DATA ENTRIES —
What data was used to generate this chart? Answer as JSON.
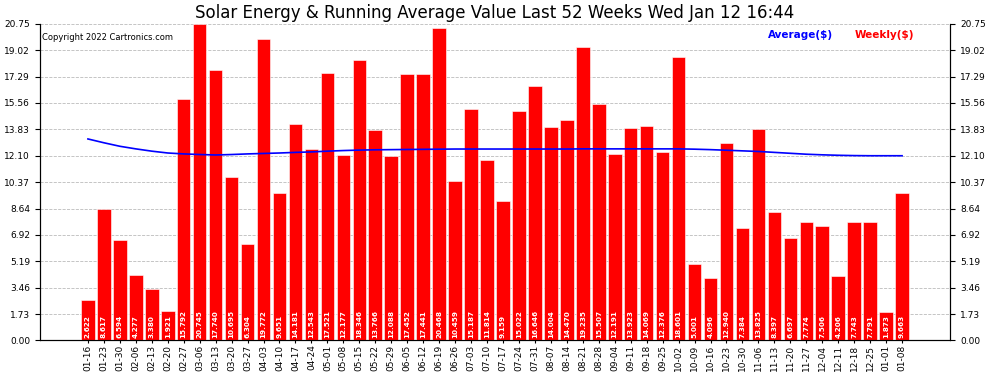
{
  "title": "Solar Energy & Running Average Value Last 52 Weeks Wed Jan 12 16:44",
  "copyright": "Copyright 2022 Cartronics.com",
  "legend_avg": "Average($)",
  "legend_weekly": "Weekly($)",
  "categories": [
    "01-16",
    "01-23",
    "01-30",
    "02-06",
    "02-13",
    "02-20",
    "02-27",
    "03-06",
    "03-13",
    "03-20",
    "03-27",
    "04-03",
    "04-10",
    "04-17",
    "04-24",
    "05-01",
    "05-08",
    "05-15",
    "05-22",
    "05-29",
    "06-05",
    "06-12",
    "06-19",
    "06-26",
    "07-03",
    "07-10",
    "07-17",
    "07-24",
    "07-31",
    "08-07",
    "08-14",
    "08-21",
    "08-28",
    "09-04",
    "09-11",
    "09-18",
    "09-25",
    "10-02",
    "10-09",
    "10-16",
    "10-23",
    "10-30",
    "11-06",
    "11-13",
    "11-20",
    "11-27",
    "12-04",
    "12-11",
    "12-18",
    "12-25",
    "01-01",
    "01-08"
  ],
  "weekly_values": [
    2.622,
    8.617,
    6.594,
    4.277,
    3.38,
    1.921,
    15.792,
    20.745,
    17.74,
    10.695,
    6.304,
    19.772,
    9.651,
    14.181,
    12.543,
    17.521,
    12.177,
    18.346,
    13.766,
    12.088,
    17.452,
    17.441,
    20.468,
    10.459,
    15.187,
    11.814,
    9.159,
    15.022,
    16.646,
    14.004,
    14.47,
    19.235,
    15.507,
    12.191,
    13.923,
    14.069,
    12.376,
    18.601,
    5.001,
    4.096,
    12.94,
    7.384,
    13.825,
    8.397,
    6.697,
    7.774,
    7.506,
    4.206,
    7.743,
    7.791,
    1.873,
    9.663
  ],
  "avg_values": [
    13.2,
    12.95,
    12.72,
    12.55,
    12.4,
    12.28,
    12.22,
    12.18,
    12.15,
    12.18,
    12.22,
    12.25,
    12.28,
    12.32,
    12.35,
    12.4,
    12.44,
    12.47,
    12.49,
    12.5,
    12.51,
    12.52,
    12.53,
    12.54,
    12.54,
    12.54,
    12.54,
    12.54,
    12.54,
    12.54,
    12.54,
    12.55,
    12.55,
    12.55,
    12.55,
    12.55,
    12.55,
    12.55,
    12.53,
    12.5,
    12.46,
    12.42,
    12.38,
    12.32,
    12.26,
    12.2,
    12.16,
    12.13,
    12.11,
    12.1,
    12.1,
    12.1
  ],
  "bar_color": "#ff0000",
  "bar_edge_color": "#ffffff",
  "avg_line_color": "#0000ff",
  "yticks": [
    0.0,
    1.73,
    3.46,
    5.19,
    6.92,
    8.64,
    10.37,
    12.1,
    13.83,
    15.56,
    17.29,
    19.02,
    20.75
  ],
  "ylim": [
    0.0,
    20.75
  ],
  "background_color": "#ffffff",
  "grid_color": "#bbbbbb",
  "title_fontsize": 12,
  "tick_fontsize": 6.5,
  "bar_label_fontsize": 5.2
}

EXERCISE REQUIREMENTS — Report back each line of the entries that holds the string "ffffff".

SOLUTION TO THE PROBLEM —
  "bar_edge_color": "#ffffff",
  "background_color": "#ffffff",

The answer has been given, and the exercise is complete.